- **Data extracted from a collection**
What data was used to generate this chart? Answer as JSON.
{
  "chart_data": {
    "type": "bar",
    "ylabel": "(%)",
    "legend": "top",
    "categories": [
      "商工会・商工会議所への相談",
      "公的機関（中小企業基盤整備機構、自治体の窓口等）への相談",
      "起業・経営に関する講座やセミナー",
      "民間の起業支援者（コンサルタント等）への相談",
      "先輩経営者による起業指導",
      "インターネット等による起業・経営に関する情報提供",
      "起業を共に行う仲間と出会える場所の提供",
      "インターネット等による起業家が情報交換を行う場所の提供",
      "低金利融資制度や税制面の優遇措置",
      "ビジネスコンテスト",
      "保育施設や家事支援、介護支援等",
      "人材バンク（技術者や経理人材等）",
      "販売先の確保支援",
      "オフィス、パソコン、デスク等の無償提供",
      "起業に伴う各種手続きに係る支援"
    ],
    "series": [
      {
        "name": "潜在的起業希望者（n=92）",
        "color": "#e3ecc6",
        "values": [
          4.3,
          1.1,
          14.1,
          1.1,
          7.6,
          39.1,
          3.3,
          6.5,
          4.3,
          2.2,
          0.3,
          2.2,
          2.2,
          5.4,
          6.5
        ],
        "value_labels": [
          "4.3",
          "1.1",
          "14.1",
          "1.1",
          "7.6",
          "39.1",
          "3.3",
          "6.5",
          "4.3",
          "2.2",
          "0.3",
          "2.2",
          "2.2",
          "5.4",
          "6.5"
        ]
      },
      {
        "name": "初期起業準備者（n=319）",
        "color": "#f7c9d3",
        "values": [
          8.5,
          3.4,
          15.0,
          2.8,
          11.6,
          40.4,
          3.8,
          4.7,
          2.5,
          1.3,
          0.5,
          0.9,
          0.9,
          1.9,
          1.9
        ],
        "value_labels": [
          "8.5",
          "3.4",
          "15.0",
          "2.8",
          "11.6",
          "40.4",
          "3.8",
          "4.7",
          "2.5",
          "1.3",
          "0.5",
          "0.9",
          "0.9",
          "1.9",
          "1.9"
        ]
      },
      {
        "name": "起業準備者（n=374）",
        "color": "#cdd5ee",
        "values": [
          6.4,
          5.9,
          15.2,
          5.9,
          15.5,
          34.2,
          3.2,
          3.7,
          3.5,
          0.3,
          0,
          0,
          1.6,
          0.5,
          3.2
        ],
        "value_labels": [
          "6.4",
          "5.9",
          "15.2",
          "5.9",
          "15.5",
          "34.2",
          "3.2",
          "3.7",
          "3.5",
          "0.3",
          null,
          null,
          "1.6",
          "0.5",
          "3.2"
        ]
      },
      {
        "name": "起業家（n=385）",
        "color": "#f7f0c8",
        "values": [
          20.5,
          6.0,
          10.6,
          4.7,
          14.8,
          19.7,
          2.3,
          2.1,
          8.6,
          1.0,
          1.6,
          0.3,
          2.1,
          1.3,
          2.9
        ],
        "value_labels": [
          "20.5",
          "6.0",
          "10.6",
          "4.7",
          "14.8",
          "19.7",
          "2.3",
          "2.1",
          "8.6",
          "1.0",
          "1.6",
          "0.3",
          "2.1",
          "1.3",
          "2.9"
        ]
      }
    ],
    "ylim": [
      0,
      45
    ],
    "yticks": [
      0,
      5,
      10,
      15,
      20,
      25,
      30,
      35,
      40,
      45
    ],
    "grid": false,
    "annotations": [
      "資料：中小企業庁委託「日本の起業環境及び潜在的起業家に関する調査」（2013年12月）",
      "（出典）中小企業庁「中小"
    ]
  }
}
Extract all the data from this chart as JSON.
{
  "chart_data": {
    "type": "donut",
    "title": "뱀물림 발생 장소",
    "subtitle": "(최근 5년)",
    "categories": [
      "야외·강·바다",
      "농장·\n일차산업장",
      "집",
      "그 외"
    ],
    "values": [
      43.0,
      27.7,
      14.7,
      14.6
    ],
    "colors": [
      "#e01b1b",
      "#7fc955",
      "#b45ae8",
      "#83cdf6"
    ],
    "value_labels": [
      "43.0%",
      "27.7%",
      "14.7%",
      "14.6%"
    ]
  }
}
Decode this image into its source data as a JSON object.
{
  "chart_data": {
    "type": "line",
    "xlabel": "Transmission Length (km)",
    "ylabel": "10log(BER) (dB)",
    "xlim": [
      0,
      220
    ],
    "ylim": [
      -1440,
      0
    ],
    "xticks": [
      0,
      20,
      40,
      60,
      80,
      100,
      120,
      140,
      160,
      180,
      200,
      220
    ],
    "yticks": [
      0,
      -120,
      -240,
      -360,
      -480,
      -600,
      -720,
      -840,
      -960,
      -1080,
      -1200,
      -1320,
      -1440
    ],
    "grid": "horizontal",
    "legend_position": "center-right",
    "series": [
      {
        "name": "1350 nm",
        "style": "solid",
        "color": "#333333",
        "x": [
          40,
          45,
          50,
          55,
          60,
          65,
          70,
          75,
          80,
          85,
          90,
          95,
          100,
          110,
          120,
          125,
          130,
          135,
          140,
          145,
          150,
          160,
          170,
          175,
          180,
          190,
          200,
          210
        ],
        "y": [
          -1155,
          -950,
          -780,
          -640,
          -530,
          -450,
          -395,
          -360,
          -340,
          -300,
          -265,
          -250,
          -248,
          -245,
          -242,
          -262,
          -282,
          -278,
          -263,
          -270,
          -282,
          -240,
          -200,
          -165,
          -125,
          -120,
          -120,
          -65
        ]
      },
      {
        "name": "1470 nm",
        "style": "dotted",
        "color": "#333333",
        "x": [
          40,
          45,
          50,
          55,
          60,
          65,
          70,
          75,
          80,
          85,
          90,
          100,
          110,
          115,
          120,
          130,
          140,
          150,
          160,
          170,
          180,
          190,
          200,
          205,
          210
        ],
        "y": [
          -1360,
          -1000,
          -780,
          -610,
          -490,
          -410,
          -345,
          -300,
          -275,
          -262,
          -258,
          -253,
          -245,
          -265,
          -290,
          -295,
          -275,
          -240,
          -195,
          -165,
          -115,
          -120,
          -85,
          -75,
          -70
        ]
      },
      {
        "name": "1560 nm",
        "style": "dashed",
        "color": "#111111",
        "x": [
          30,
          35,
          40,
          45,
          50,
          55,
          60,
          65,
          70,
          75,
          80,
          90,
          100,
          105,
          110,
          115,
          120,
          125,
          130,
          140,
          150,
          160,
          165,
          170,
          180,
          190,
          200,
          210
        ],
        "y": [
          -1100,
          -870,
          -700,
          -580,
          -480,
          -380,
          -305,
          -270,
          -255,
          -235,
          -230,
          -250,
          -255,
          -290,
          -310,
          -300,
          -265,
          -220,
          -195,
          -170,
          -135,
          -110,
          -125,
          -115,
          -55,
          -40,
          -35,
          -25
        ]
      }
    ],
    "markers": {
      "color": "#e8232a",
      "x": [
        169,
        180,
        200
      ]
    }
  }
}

- **Exercise requirements**
Write out the listing once more, matching it exactly.

- **Exercise output**
What data was used to generate this chart? Answer as JSON.
{
  "chart_data": {
    "type": "bar",
    "ylabel": "(%)",
    "legend": "top",
    "categories": [
      "商工会・商工会議所への相談",
      "公的機関（中小企業基盤整備機構、自治体の窓口等）への相談",
      "起業・経営に関する講座やセミナー",
      "民間の起業支援者（コンサルタント等）への相談",
      "先輩経営者による起業指導",
      "インターネット等による起業・経営に関する情報提供",
      "起業を共に行う仲間と出会える場所の提供",
      "インターネット等による起業家が情報交換を行う場所の提供",
      "低金利融資制度や税制面の優遇措置",
      "ビジネスコンテスト",
      "保育施設や家事支援、介護支援等",
      "人材バンク（技術者や経理人材等）",
      "販売先の確保支援",
      "オフィス、パソコン、デスク等の無償提供",
      "起業に伴う各種手続きに係る支援"
    ],
    "series": [
      {
        "name": "潜在的起業希望者（n=92）",
        "color": "#e3ecc6",
        "values": [
          4.3,
          1.1,
          14.1,
          1.1,
          7.6,
          39.1,
          3.3,
          6.5,
          4.3,
          2.2,
          0.3,
          2.2,
          2.2,
          5.4,
          6.5
        ],
        "value_labels": [
          "4.3",
          "1.1",
          "14.1",
          "1.1",
          "7.6",
          "39.1",
          "3.3",
          "6.5",
          "4.3",
          "2.2",
          "0.3",
          "2.2",
          "2.2",
          "5.4",
          "6.5"
        ]
      },
      {
        "name": "初期起業準備者（n=319）",
        "color": "#f7c9d3",
        "values": [
          8.5,
          3.4,
          15.0,
          2.8,
          11.6,
          40.4,
          3.8,
          4.7,
          2.5,
          1.3,
          0.5,
          0.9,
          0.9,
          1.9,
          1.9
        ],
        "value_labels": [
          "8.5",
          "3.4",
          "15.0",
          "2.8",
          "11.6",
          "40.4",
          "3.8",
          "4.7",
          "2.5",
          "1.3",
          "0.5",
          "0.9",
          "0.9",
          "1.9",
          "1.9"
        ]
      },
      {
        "name": "起業準備者（n=374）",
        "color": "#cdd5ee",
        "values": [
          6.4,
          5.9,
          15.2,
          5.9,
          15.5,
          34.2,
          3.2,
          3.7,
          3.5,
          0.3,
          0,
          0,
          1.6,
          0.5,
          3.2
        ],
        "value_labels": [
          "6.4",
          "5.9",
          "15.2",
          "5.9",
          "15.5",
          "34.2",
          "3.2",
          "3.7",
          "3.5",
          "0.3",
          null,
          null,
          "1.6",
          "0.5",
          "3.2"
        ]
      },
      {
        "name": "起業家（n=385）",
        "color": "#f7f0c8",
        "values": [
          20.5,
          6.0,
          10.6,
          4.7,
          14.8,
          19.7,
          2.3,
          2.1,
          8.6,
          1.0,
          1.6,
          0.3,
          2.1,
          1.3,
          2.9
        ],
        "value_labels": [
          "20.5",
          "6.0",
          "10.6",
          "4.7",
          "14.8",
          "19.7",
          "2.3",
          "2.1",
          "8.6",
          "1.0",
          "1.6",
          "0.3",
          "2.1",
          "1.3",
          "2.9"
        ]
      }
    ],
    "ylim": [
      0,
      45
    ],
    "yticks": [
      0,
      5,
      10,
      15,
      20,
      25,
      30,
      35,
      40,
      45
    ],
    "grid": false,
    "annotations": [
      "資料：中小企業庁委託「日本の起業環境及び潜在的起業家に関する調査」（2013年12月）",
      "（出典）中小企業庁「中小"
    ]
  }
}
Extract all the data from this chart as JSON.
{
  "chart_data": {
    "type": "donut",
    "title": "뱀물림 발생 장소",
    "subtitle": "(최근 5년)",
    "categories": [
      "야외·강·바다",
      "농장·\n일차산업장",
      "집",
      "그 외"
    ],
    "values": [
      43.0,
      27.7,
      14.7,
      14.6
    ],
    "colors": [
      "#e01b1b",
      "#7fc955",
      "#b45ae8",
      "#83cdf6"
    ],
    "value_labels": [
      "43.0%",
      "27.7%",
      "14.7%",
      "14.6%"
    ]
  }
}
Decode this image into its source data as a JSON object.
{
  "chart_data": {
    "type": "line",
    "xlabel": "Transmission Length (km)",
    "ylabel": "10log(BER) (dB)",
    "xlim": [
      0,
      220
    ],
    "ylim": [
      -1440,
      0
    ],
    "xticks": [
      0,
      20,
      40,
      60,
      80,
      100,
      120,
      140,
      160,
      180,
      200,
      220
    ],
    "yticks": [
      0,
      -120,
      -240,
      -360,
      -480,
      -600,
      -720,
      -840,
      -960,
      -1080,
      -1200,
      -1320,
      -1440
    ],
    "grid": "horizontal",
    "legend_position": "center-right",
    "series": [
      {
        "name": "1350 nm",
        "style": "solid",
        "color": "#333333",
        "x": [
          40,
          45,
          50,
          55,
          60,
          65,
          70,
          75,
          80,
          85,
          90,
          95,
          100,
          110,
          120,
          125,
          130,
          135,
          140,
          145,
          150,
          160,
          170,
          175,
          180,
          190,
          200,
          210
        ],
        "y": [
          -1155,
          -950,
          -780,
          -640,
          -530,
          -450,
          -395,
          -360,
          -340,
          -300,
          -265,
          -250,
          -248,
          -245,
          -242,
          -262,
          -282,
          -278,
          -263,
          -270,
          -282,
          -240,
          -200,
          -165,
          -125,
          -120,
          -120,
          -65
        ]
      },
      {
        "name": "1470 nm",
        "style": "dotted",
        "color": "#333333",
        "x": [
          40,
          45,
          50,
          55,
          60,
          65,
          70,
          75,
          80,
          85,
          90,
          100,
          110,
          115,
          120,
          130,
          140,
          150,
          160,
          170,
          180,
          190,
          200,
          205,
          210
        ],
        "y": [
          -1360,
          -1000,
          -780,
          -610,
          -490,
          -410,
          -345,
          -300,
          -275,
          -262,
          -258,
          -253,
          -245,
          -265,
          -290,
          -295,
          -275,
          -240,
          -195,
          -165,
          -115,
          -120,
          -85,
          -75,
          -70
        ]
      },
      {
        "name": "1560 nm",
        "style": "dashed",
        "color": "#111111",
        "x": [
          30,
          35,
          40,
          45,
          50,
          55,
          60,
          65,
          70,
          75,
          80,
          90,
          100,
          105,
          110,
          115,
          120,
          125,
          130,
          140,
          150,
          160,
          165,
          170,
          180,
          190,
          200,
          210
        ],
        "y": [
          -1100,
          -870,
          -700,
          -580,
          -480,
          -380,
          -305,
          -270,
          -255,
          -235,
          -230,
          -250,
          -255,
          -290,
          -310,
          -300,
          -265,
          -220,
          -195,
          -170,
          -135,
          -110,
          -125,
          -115,
          -55,
          -40,
          -35,
          -25
        ]
      }
    ],
    "markers": {
      "color": "#e8232a",
      "x": [
        169,
        180,
        200
      ]
    }
  }
}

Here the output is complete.